Problem requirements
Write out all of the data exactly as it appears.

########

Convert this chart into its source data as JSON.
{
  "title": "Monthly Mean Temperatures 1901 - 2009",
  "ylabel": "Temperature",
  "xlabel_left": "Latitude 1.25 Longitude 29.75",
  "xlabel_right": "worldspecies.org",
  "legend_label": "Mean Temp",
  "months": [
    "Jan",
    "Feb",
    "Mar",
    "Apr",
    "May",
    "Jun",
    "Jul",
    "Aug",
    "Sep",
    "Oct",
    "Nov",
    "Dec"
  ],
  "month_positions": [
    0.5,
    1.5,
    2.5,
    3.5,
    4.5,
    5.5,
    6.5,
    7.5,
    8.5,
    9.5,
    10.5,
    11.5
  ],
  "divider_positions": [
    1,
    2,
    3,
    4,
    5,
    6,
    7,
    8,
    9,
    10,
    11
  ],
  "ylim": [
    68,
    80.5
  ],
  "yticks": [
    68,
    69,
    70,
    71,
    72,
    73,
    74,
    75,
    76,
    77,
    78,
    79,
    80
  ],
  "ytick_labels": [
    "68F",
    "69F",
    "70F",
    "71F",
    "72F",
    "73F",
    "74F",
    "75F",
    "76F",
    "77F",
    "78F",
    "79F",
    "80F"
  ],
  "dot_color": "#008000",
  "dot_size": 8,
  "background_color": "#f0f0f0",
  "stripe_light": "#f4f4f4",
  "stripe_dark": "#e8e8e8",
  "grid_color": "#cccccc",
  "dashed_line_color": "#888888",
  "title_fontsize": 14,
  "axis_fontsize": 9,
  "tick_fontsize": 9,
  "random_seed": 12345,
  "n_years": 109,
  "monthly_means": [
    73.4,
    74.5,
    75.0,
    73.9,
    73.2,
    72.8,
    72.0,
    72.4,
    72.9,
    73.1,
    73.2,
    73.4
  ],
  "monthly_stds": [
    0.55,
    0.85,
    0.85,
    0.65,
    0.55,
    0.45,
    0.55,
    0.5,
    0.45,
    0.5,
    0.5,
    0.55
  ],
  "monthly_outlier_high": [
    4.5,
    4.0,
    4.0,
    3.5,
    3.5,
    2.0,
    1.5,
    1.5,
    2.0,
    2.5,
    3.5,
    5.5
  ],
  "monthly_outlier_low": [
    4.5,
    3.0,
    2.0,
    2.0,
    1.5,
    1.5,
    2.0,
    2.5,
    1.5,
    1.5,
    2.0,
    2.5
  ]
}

########

Reply to the task
Convert this chart into its source data as JSON.
{
  "title": "Monthly Mean Temperatures 1901 - 2009",
  "ylabel": "Temperature",
  "xlabel_left": "Latitude 1.25 Longitude 29.75",
  "xlabel_right": "worldspecies.org",
  "legend_label": "Mean Temp",
  "months": [
    "Jan",
    "Feb",
    "Mar",
    "Apr",
    "May",
    "Jun",
    "Jul",
    "Aug",
    "Sep",
    "Oct",
    "Nov",
    "Dec"
  ],
  "month_positions": [
    0.5,
    1.5,
    2.5,
    3.5,
    4.5,
    5.5,
    6.5,
    7.5,
    8.5,
    9.5,
    10.5,
    11.5
  ],
  "divider_positions": [
    1,
    2,
    3,
    4,
    5,
    6,
    7,
    8,
    9,
    10,
    11
  ],
  "ylim": [
    68,
    80.5
  ],
  "yticks": [
    68,
    69,
    70,
    71,
    72,
    73,
    74,
    75,
    76,
    77,
    78,
    79,
    80
  ],
  "ytick_labels": [
    "68F",
    "69F",
    "70F",
    "71F",
    "72F",
    "73F",
    "74F",
    "75F",
    "76F",
    "77F",
    "78F",
    "79F",
    "80F"
  ],
  "dot_color": "#008000",
  "dot_size": 8,
  "background_color": "#f0f0f0",
  "stripe_light": "#f4f4f4",
  "stripe_dark": "#e8e8e8",
  "grid_color": "#cccccc",
  "dashed_line_color": "#888888",
  "title_fontsize": 14,
  "axis_fontsize": 9,
  "tick_fontsize": 9,
  "random_seed": 12345,
  "n_years": 109,
  "monthly_means": [
    73.4,
    74.5,
    75.0,
    73.9,
    73.2,
    72.8,
    72.0,
    72.4,
    72.9,
    73.1,
    73.2,
    73.4
  ],
  "monthly_stds": [
    0.55,
    0.85,
    0.85,
    0.65,
    0.55,
    0.45,
    0.55,
    0.5,
    0.45,
    0.5,
    0.5,
    0.55
  ],
  "monthly_outlier_high": [
    4.5,
    4.0,
    4.0,
    3.5,
    3.5,
    2.0,
    1.5,
    1.5,
    2.0,
    2.5,
    3.5,
    5.5
  ],
  "monthly_outlier_low": [
    4.5,
    3.0,
    2.0,
    2.0,
    1.5,
    1.5,
    2.0,
    2.5,
    1.5,
    1.5,
    2.0,
    2.5
  ]
}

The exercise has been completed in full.